# WHAT THIS TASK INVOLVES:
For each line below that includes the word "Search", make a copy.

===== DATA FOR PROCESSING =====

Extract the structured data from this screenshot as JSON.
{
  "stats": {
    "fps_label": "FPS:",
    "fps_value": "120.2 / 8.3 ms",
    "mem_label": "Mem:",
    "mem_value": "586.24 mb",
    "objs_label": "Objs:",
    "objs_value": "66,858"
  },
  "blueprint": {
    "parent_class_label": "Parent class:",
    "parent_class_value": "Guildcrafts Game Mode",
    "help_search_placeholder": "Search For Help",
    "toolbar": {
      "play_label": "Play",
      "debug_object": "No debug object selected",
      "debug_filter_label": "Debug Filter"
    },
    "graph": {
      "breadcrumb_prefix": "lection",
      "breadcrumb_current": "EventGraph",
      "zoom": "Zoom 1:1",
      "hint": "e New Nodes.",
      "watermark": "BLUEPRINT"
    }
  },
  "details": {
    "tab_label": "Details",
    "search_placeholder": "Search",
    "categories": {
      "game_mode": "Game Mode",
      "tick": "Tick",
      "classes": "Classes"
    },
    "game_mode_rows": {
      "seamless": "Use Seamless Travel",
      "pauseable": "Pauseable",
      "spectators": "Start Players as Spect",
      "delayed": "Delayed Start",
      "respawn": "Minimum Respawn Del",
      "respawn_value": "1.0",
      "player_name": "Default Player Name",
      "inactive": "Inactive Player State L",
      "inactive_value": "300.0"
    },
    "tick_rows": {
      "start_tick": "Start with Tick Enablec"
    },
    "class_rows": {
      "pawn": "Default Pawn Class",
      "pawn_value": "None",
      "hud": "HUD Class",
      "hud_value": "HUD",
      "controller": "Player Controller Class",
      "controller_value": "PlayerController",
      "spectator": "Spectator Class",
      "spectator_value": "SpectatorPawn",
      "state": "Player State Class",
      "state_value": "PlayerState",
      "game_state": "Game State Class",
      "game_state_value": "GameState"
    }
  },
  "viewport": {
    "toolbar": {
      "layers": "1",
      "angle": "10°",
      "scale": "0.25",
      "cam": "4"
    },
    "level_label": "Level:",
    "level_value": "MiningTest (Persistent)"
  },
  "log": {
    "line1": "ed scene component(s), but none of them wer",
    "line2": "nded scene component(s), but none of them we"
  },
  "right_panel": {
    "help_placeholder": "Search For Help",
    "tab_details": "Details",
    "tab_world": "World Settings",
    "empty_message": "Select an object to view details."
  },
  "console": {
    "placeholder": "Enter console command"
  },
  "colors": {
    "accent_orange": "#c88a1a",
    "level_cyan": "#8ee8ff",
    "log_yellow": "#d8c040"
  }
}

=====

# REPLY:
    "help_search_placeholder": "Search For Help",
    "search_placeholder": "Search",
    "help_placeholder": "Search For Help",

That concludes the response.